Des impôts « raisonnables »

Payer taxes et impôts pour financer notre système social, oui. Matraquer les PME (premières créatrices de nouveaux emplois), les indépendants et les classes moyennes, non !

La Belgique est l’un des pays où l’on paye le plus d’impôts et de taxes. Si ces prélèvements obligatoires nous permettent de financer notre système social (qui est, rappelons-le, l’un des plus performants au monde), poussée à l’extrême, cette « frénésie taxatoire » n’a qu’un seul effet à court, moyen et long terme : freiner, voire faire régresser la capacité des entreprises à créer de l’emploi et la capacité des ménages à consommer. Bref, tout ce qu’il faut pour ne pas sortir de la crise !

§ Consigne:
Répondez brièvement à ces questions sur l'extrait consacré aux impôts en Belgique :
1. Quels groupes l'extrait refuse-t-il de « matraquer » ?
2. Comment le système social belge y est-il qualifié ?
3. Quelles deux capacités la « frénésie taxatoire » freine-t-elle selon l'extrait ?

[Entrées du jeu de données]
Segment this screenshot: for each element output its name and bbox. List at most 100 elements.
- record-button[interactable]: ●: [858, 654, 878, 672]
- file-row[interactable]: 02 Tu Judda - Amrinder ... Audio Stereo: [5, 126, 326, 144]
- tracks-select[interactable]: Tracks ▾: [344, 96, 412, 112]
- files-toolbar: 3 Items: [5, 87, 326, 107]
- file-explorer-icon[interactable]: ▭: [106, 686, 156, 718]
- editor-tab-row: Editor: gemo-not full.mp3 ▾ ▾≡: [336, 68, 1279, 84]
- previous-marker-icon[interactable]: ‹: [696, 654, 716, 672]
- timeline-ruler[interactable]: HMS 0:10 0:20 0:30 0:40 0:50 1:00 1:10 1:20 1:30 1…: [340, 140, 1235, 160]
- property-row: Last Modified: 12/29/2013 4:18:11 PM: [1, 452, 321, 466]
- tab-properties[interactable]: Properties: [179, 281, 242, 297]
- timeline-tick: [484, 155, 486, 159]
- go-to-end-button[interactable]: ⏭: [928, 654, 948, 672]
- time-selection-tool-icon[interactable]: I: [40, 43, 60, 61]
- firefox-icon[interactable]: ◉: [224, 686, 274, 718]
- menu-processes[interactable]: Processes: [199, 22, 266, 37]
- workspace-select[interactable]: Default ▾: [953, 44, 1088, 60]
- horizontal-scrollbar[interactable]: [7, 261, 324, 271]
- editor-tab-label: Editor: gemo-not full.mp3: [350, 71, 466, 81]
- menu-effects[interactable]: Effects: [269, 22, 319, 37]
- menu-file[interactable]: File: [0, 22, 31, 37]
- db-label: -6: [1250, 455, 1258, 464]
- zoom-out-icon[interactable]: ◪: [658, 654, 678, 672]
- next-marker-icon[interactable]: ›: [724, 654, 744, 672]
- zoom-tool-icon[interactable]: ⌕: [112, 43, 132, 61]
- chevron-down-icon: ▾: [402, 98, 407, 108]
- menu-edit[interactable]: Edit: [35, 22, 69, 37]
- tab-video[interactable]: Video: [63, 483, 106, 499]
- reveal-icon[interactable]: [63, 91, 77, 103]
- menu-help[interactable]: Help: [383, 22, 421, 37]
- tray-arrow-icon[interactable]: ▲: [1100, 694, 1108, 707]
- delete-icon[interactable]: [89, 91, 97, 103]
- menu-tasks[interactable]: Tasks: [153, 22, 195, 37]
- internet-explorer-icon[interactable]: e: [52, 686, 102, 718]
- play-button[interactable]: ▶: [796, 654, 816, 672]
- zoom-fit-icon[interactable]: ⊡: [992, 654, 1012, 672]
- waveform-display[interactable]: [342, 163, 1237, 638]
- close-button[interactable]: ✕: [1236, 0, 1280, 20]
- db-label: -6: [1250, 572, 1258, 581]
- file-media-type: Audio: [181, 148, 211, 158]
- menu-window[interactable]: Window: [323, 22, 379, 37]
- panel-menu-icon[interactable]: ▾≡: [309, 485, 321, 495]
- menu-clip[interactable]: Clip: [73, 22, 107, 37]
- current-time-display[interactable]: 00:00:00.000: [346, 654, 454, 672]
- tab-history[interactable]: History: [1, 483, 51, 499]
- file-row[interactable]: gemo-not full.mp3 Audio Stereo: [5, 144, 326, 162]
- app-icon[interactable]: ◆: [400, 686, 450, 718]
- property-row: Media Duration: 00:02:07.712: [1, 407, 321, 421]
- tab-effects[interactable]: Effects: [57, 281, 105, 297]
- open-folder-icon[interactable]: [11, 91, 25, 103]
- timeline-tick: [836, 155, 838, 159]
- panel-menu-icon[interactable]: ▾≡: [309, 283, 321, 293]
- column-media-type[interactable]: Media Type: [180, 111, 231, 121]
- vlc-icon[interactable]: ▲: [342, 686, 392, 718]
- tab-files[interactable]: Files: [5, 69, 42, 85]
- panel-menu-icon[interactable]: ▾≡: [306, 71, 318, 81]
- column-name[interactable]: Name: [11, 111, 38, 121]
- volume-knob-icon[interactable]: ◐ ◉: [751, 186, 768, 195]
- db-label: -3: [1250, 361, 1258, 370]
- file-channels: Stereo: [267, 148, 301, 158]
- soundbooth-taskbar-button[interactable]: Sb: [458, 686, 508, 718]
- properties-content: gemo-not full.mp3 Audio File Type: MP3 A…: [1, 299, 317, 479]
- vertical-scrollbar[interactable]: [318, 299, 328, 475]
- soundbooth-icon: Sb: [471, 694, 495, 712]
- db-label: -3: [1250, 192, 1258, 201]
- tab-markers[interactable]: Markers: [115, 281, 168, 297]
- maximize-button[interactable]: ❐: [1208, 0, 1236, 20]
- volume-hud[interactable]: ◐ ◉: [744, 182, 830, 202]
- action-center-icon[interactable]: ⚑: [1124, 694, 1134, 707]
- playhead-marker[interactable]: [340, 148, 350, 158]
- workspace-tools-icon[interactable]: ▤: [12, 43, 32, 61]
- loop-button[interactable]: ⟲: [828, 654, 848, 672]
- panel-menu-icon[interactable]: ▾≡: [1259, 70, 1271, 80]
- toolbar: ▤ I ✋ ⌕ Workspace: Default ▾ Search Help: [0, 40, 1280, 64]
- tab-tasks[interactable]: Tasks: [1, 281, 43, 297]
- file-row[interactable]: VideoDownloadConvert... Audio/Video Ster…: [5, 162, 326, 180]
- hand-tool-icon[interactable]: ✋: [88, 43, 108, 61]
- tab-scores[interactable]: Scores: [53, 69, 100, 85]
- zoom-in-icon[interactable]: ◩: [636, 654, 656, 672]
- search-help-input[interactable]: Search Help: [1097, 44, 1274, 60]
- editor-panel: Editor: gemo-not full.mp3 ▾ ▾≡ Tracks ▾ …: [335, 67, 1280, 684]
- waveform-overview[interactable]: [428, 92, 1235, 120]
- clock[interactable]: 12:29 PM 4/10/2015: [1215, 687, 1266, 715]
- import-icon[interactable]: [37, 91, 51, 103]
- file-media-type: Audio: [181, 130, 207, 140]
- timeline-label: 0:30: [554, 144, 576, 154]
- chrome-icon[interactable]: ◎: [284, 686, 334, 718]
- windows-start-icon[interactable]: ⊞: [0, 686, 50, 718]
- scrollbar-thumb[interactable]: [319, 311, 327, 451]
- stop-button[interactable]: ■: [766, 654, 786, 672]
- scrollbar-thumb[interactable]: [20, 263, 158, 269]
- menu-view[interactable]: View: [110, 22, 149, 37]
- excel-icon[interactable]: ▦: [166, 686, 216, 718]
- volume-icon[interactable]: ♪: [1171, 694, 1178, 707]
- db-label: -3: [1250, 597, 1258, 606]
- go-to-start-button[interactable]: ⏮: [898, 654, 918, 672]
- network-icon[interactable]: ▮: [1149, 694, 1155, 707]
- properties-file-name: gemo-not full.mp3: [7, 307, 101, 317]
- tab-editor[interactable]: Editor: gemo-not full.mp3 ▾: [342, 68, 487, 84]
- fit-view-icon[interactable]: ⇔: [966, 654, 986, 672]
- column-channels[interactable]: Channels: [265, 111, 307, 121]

§ Zone de réponse:
1. Les PME, les indépendants et les classes moyennes.
2. Il est décrit comme l'un des plus performants au monde.
3. La capacité des entreprises à créer de l'emploi et la capacité des ménages à consommer.